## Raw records
+++

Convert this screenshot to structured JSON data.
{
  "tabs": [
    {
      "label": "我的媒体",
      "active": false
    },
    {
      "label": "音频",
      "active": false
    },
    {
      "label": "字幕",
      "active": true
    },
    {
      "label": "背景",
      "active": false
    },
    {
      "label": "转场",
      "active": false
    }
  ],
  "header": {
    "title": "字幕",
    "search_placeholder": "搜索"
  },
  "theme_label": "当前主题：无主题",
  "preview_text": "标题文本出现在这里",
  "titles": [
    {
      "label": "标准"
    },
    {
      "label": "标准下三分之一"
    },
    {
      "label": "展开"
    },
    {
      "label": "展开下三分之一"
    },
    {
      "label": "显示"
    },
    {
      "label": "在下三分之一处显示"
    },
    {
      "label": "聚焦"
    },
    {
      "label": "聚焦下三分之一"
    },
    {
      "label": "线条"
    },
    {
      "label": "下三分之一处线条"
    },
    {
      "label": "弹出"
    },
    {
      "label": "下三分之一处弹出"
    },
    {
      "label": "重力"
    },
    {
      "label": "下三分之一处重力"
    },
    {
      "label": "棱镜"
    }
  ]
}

+++

## WHAT THE EXERCISE ASKS
Write out every entry word for word.

## THE RESPONSE
Convert this screenshot to structured JSON data.
{
  "tabs": [
    {
      "label": "我的媒体",
      "active": false
    },
    {
      "label": "音频",
      "active": false
    },
    {
      "label": "字幕",
      "active": true
    },
    {
      "label": "背景",
      "active": false
    },
    {
      "label": "转场",
      "active": false
    }
  ],
  "header": {
    "title": "字幕",
    "search_placeholder": "搜索"
  },
  "theme_label": "当前主题：无主题",
  "preview_text": "标题文本出现在这里",
  "titles": [
    {
      "label": "标准"
    },
    {
      "label": "标准下三分之一"
    },
    {
      "label": "展开"
    },
    {
      "label": "展开下三分之一"
    },
    {
      "label": "显示"
    },
    {
      "label": "在下三分之一处显示"
    },
    {
      "label": "聚焦"
    },
    {
      "label": "聚焦下三分之一"
    },
    {
      "label": "线条"
    },
    {
      "label": "下三分之一处线条"
    },
    {
      "label": "弹出"
    },
    {
      "label": "下三分之一处弹出"
    },
    {
      "label": "重力"
    },
    {
      "label": "下三分之一处重力"
    },
    {
      "label": "棱镜"
    }
  ]
}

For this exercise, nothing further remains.